Set problem
Transcribe each line exactly.

▼

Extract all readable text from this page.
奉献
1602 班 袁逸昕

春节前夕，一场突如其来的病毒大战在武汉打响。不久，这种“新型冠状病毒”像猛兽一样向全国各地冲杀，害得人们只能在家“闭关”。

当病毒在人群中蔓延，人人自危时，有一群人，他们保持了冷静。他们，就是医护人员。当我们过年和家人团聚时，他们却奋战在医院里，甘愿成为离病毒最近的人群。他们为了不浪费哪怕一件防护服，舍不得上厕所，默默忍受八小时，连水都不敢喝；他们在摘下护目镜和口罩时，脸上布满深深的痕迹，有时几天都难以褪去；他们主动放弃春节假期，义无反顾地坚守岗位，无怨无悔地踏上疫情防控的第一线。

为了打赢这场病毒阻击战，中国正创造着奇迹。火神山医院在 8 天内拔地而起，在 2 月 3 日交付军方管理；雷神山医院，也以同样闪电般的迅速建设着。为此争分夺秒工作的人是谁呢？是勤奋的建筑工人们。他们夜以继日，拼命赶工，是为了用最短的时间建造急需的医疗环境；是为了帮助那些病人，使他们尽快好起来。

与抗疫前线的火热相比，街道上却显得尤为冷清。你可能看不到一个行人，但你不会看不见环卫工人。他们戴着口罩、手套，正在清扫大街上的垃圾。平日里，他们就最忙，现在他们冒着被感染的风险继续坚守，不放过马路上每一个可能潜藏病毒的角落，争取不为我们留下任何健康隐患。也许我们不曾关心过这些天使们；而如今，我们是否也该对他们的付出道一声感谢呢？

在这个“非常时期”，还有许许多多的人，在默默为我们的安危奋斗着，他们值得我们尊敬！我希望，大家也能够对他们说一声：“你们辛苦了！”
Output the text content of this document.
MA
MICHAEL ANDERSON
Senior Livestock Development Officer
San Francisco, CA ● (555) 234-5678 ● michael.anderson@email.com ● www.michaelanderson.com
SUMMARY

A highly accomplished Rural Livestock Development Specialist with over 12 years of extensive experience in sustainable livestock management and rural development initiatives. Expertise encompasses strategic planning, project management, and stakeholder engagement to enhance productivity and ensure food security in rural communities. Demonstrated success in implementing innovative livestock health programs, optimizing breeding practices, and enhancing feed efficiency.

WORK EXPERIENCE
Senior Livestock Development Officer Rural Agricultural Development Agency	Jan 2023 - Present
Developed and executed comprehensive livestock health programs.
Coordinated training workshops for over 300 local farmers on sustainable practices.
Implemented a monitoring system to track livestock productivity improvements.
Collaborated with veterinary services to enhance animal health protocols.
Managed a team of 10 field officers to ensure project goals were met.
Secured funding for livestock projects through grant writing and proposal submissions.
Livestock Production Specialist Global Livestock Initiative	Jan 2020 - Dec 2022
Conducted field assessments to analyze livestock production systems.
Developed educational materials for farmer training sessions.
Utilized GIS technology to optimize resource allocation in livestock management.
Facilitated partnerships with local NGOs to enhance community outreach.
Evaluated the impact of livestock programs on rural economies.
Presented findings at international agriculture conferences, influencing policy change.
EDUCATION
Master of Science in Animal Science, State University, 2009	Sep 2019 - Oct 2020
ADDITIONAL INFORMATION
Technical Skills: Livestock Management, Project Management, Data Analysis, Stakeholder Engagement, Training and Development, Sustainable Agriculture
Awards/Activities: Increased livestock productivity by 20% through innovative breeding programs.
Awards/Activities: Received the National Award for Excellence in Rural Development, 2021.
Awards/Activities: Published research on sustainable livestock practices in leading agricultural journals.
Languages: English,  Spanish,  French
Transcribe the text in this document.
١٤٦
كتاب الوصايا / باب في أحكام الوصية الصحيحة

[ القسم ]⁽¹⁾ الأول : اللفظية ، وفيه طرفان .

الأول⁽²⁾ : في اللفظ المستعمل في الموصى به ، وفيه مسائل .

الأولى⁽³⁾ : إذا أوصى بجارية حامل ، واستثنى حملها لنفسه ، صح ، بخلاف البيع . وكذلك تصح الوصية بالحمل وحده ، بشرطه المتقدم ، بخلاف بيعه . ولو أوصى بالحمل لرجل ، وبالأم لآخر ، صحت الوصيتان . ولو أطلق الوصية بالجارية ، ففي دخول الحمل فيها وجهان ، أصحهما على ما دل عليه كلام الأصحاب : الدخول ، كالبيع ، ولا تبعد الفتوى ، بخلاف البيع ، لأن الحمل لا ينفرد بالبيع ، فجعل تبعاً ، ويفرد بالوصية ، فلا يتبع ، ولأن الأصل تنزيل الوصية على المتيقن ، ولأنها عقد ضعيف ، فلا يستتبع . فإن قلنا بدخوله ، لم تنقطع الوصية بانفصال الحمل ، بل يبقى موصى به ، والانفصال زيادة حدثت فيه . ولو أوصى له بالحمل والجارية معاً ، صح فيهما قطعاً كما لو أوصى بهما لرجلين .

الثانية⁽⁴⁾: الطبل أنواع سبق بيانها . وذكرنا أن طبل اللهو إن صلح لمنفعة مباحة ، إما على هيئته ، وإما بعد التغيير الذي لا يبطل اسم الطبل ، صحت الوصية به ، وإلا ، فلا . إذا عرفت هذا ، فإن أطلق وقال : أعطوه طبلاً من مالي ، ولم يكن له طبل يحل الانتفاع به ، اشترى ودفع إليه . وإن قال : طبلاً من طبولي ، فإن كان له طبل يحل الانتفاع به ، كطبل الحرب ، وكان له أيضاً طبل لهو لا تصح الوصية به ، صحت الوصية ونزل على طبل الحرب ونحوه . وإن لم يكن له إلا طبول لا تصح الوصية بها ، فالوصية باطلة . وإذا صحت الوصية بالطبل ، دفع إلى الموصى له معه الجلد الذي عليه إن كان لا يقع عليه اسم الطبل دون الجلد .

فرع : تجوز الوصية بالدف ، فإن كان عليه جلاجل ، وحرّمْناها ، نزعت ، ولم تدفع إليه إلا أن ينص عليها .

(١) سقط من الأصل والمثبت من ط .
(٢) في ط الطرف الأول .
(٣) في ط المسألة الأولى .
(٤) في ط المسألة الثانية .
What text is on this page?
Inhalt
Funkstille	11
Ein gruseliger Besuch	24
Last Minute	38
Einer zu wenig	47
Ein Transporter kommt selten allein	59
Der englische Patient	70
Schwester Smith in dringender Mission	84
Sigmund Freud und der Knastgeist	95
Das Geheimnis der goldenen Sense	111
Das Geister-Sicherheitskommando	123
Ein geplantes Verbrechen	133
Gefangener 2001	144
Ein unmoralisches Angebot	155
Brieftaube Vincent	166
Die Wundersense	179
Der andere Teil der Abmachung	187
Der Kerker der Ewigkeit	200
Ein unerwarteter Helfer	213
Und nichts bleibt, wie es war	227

▲

Response
Extract all readable text from this page.
奉献
1602 班 袁逸昕

春节前夕，一场突如其来的病毒大战在武汉打响。不久，这种“新型冠状病毒”像猛兽一样向全国各地冲杀，害得人们只能在家“闭关”。

当病毒在人群中蔓延，人人自危时，有一群人，他们保持了冷静。他们，就是医护人员。当我们过年和家人团聚时，他们却奋战在医院里，甘愿成为离病毒最近的人群。他们为了不浪费哪怕一件防护服，舍不得上厕所，默默忍受八小时，连水都不敢喝；他们在摘下护目镜和口罩时，脸上布满深深的痕迹，有时几天都难以褪去；他们主动放弃春节假期，义无反顾地坚守岗位，无怨无悔地踏上疫情防控的第一线。

为了打赢这场病毒阻击战，中国正创造着奇迹。火神山医院在 8 天内拔地而起，在 2 月 3 日交付军方管理；雷神山医院，也以同样闪电般的迅速建设着。为此争分夺秒工作的人是谁呢？是勤奋的建筑工人们。他们夜以继日，拼命赶工，是为了用最短的时间建造急需的医疗环境；是为了帮助那些病人，使他们尽快好起来。

与抗疫前线的火热相比，街道上却显得尤为冷清。你可能看不到一个行人，但你不会看不见环卫工人。他们戴着口罩、手套，正在清扫大街上的垃圾。平日里，他们就最忙，现在他们冒着被感染的风险继续坚守，不放过马路上每一个可能潜藏病毒的角落，争取不为我们留下任何健康隐患。也许我们不曾关心过这些天使们；而如今，我们是否也该对他们的付出道一声感谢呢？

在这个“非常时期”，还有许许多多的人，在默默为我们的安危奋斗着，他们值得我们尊敬！我希望，大家也能够对他们说一声：“你们辛苦了！”
Output the text content of this document.
MA
MICHAEL ANDERSON
Senior Livestock Development Officer
San Francisco, CA ● (555) 234-5678 ● michael.anderson@email.com ● www.michaelanderson.com
SUMMARY

A highly accomplished Rural Livestock Development Specialist with over 12 years of extensive experience in sustainable livestock management and rural development initiatives. Expertise encompasses strategic planning, project management, and stakeholder engagement to enhance productivity and ensure food security in rural communities. Demonstrated success in implementing innovative livestock health programs, optimizing breeding practices, and enhancing feed efficiency.

WORK EXPERIENCE
Senior Livestock Development Officer Rural Agricultural Development Agency	Jan 2023 - Present
Developed and executed comprehensive livestock health programs.
Coordinated training workshops for over 300 local farmers on sustainable practices.
Implemented a monitoring system to track livestock productivity improvements.
Collaborated with veterinary services to enhance animal health protocols.
Managed a team of 10 field officers to ensure project goals were met.
Secured funding for livestock projects through grant writing and proposal submissions.
Livestock Production Specialist Global Livestock Initiative	Jan 2020 - Dec 2022
Conducted field assessments to analyze livestock production systems.
Developed educational materials for farmer training sessions.
Utilized GIS technology to optimize resource allocation in livestock management.
Facilitated partnerships with local NGOs to enhance community outreach.
Evaluated the impact of livestock programs on rural economies.
Presented findings at international agriculture conferences, influencing policy change.
EDUCATION
Master of Science in Animal Science, State University, 2009	Sep 2019 - Oct 2020
ADDITIONAL INFORMATION
Technical Skills: Livestock Management, Project Management, Data Analysis, Stakeholder Engagement, Training and Development, Sustainable Agriculture
Awards/Activities: Increased livestock productivity by 20% through innovative breeding programs.
Awards/Activities: Received the National Award for Excellence in Rural Development, 2021.
Awards/Activities: Published research on sustainable livestock practices in leading agricultural journals.
Languages: English,  Spanish,  French
Transcribe the text in this document.
١٤٦
كتاب الوصايا / باب في أحكام الوصية الصحيحة

[ القسم ]⁽¹⁾ الأول : اللفظية ، وفيه طرفان .

الأول⁽²⁾ : في اللفظ المستعمل في الموصى به ، وفيه مسائل .

الأولى⁽³⁾ : إذا أوصى بجارية حامل ، واستثنى حملها لنفسه ، صح ، بخلاف البيع . وكذلك تصح الوصية بالحمل وحده ، بشرطه المتقدم ، بخلاف بيعه . ولو أوصى بالحمل لرجل ، وبالأم لآخر ، صحت الوصيتان . ولو أطلق الوصية بالجارية ، ففي دخول الحمل فيها وجهان ، أصحهما على ما دل عليه كلام الأصحاب : الدخول ، كالبيع ، ولا تبعد الفتوى ، بخلاف البيع ، لأن الحمل لا ينفرد بالبيع ، فجعل تبعاً ، ويفرد بالوصية ، فلا يتبع ، ولأن الأصل تنزيل الوصية على المتيقن ، ولأنها عقد ضعيف ، فلا يستتبع . فإن قلنا بدخوله ، لم تنقطع الوصية بانفصال الحمل ، بل يبقى موصى به ، والانفصال زيادة حدثت فيه . ولو أوصى له بالحمل والجارية معاً ، صح فيهما قطعاً كما لو أوصى بهما لرجلين .

الثانية⁽⁴⁾: الطبل أنواع سبق بيانها . وذكرنا أن طبل اللهو إن صلح لمنفعة مباحة ، إما على هيئته ، وإما بعد التغيير الذي لا يبطل اسم الطبل ، صحت الوصية به ، وإلا ، فلا . إذا عرفت هذا ، فإن أطلق وقال : أعطوه طبلاً من مالي ، ولم يكن له طبل يحل الانتفاع به ، اشترى ودفع إليه . وإن قال : طبلاً من طبولي ، فإن كان له طبل يحل الانتفاع به ، كطبل الحرب ، وكان له أيضاً طبل لهو لا تصح الوصية به ، صحت الوصية ونزل على طبل الحرب ونحوه . وإن لم يكن له إلا طبول لا تصح الوصية بها ، فالوصية باطلة . وإذا صحت الوصية بالطبل ، دفع إلى الموصى له معه الجلد الذي عليه إن كان لا يقع عليه اسم الطبل دون الجلد .

فرع : تجوز الوصية بالدف ، فإن كان عليه جلاجل ، وحرّمْناها ، نزعت ، ولم تدفع إليه إلا أن ينص عليها .

(١) سقط من الأصل والمثبت من ط .
(٢) في ط الطرف الأول .
(٣) في ط المسألة الأولى .
(٤) في ط المسألة الثانية .
What text is on this page?
Inhalt
Funkstille	11
Ein gruseliger Besuch	24
Last Minute	38
Einer zu wenig	47
Ein Transporter kommt selten allein	59
Der englische Patient	70
Schwester Smith in dringender Mission	84
Sigmund Freud und der Knastgeist	95
Das Geheimnis der goldenen Sense	111
Das Geister-Sicherheitskommando	123
Ein geplantes Verbrechen	133
Gefangener 2001	144
Ein unmoralisches Angebot	155
Brieftaube Vincent	166
Die Wundersense	179
Der andere Teil der Abmachung	187
Der Kerker der Ewigkeit	200
Ein unerwarteter Helfer	213
Und nichts bleibt, wie es war	227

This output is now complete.